_Challenge_: Revise the lines from the one containing "i need the location" through the one containing "staticText: 9 — [75, 93, 81, 105]", inclusive, changing "button" to "key" and keeping everything else the same. Give back only those lines.

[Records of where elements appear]
# # #

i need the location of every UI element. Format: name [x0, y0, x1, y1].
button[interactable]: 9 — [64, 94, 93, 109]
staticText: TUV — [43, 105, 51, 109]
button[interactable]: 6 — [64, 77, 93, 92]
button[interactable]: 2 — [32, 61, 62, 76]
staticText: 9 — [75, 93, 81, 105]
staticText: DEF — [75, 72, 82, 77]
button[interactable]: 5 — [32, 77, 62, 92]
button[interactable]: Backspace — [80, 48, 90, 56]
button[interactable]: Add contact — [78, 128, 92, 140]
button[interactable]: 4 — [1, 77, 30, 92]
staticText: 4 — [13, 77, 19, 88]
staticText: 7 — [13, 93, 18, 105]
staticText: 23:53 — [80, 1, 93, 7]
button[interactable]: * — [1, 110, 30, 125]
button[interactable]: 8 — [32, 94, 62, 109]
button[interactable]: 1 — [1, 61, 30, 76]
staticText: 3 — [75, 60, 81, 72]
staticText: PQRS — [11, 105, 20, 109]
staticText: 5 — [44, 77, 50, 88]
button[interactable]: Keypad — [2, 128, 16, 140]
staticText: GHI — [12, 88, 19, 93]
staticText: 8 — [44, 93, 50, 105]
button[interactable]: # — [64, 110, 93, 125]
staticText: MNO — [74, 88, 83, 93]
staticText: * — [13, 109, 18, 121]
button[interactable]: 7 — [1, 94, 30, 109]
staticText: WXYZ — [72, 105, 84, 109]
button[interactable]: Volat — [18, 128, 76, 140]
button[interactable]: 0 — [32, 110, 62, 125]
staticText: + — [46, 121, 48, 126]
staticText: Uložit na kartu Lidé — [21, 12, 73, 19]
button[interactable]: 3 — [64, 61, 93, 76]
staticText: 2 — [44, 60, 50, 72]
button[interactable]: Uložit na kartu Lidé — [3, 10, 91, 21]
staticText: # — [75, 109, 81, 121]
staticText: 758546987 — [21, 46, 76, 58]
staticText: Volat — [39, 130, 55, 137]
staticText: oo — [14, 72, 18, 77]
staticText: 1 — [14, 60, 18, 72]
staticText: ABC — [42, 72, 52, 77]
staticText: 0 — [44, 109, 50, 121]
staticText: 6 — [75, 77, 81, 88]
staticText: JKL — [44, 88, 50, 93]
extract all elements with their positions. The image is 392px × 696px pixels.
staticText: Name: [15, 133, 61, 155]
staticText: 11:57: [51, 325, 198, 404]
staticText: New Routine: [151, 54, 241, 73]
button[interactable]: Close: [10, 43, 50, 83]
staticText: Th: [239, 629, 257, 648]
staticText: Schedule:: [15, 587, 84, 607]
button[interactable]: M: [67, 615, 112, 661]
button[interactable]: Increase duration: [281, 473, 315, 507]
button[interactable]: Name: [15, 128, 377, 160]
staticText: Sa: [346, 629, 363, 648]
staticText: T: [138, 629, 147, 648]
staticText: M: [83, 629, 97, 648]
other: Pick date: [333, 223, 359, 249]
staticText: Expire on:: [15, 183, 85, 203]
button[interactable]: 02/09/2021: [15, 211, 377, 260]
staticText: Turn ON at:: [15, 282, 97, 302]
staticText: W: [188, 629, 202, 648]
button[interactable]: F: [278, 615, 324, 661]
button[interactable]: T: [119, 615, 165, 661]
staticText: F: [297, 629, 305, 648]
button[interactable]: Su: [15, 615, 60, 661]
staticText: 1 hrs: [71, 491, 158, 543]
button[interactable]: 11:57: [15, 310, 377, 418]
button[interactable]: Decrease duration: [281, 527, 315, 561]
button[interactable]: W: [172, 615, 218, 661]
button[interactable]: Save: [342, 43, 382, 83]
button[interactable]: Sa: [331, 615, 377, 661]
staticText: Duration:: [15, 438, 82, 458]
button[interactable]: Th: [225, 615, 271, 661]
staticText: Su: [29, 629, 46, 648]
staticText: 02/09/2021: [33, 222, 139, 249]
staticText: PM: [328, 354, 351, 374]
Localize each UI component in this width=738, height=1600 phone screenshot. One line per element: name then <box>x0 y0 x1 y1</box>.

# # #

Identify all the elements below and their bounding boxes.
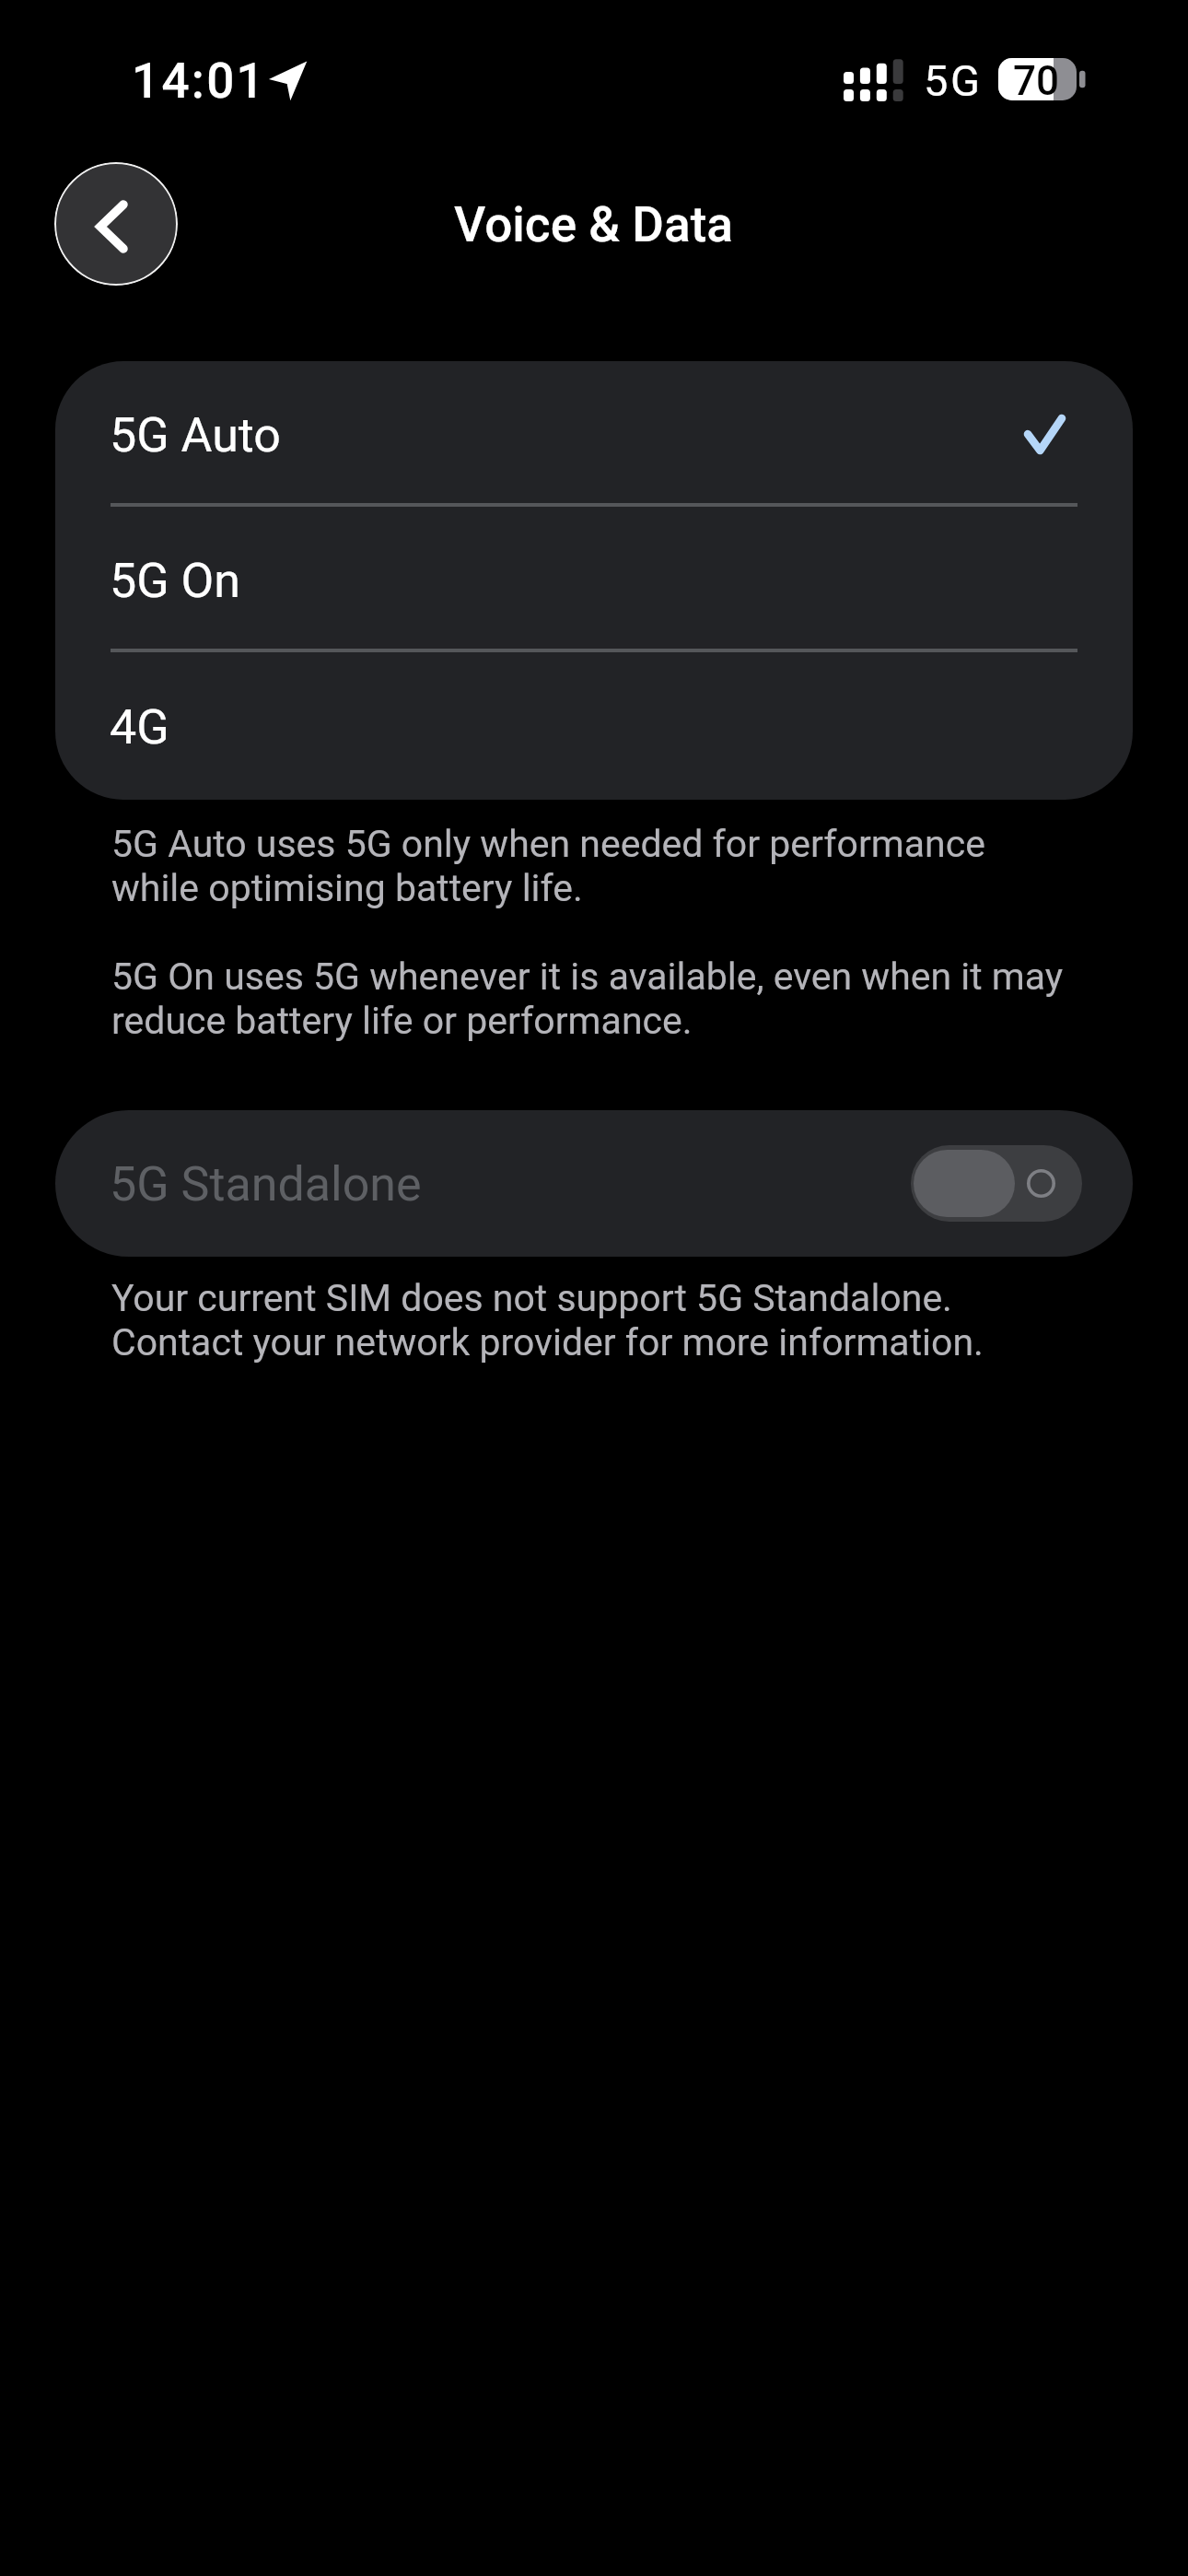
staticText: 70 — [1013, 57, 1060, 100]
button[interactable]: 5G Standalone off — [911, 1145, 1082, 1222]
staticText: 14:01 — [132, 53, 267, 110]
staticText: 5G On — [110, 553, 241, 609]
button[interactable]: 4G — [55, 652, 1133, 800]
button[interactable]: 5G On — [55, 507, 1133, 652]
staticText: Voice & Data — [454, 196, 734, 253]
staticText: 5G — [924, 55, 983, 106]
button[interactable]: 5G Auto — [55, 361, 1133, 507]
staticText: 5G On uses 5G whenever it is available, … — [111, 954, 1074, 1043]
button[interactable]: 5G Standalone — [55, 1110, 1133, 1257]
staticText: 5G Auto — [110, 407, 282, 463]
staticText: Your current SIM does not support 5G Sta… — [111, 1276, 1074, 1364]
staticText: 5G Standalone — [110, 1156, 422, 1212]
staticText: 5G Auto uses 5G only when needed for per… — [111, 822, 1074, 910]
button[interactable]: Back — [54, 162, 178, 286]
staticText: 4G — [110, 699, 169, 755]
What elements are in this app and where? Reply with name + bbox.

# # #

_Solution_:
i need the location of every UI element. Format: name [x0, y0, x1, y1].
key[interactable]: 9 — [64, 94, 93, 109]
staticText: TUV — [43, 105, 51, 109]
key[interactable]: 6 — [64, 77, 93, 92]
key[interactable]: 2 — [32, 61, 62, 76]
staticText: 9 — [75, 93, 81, 105]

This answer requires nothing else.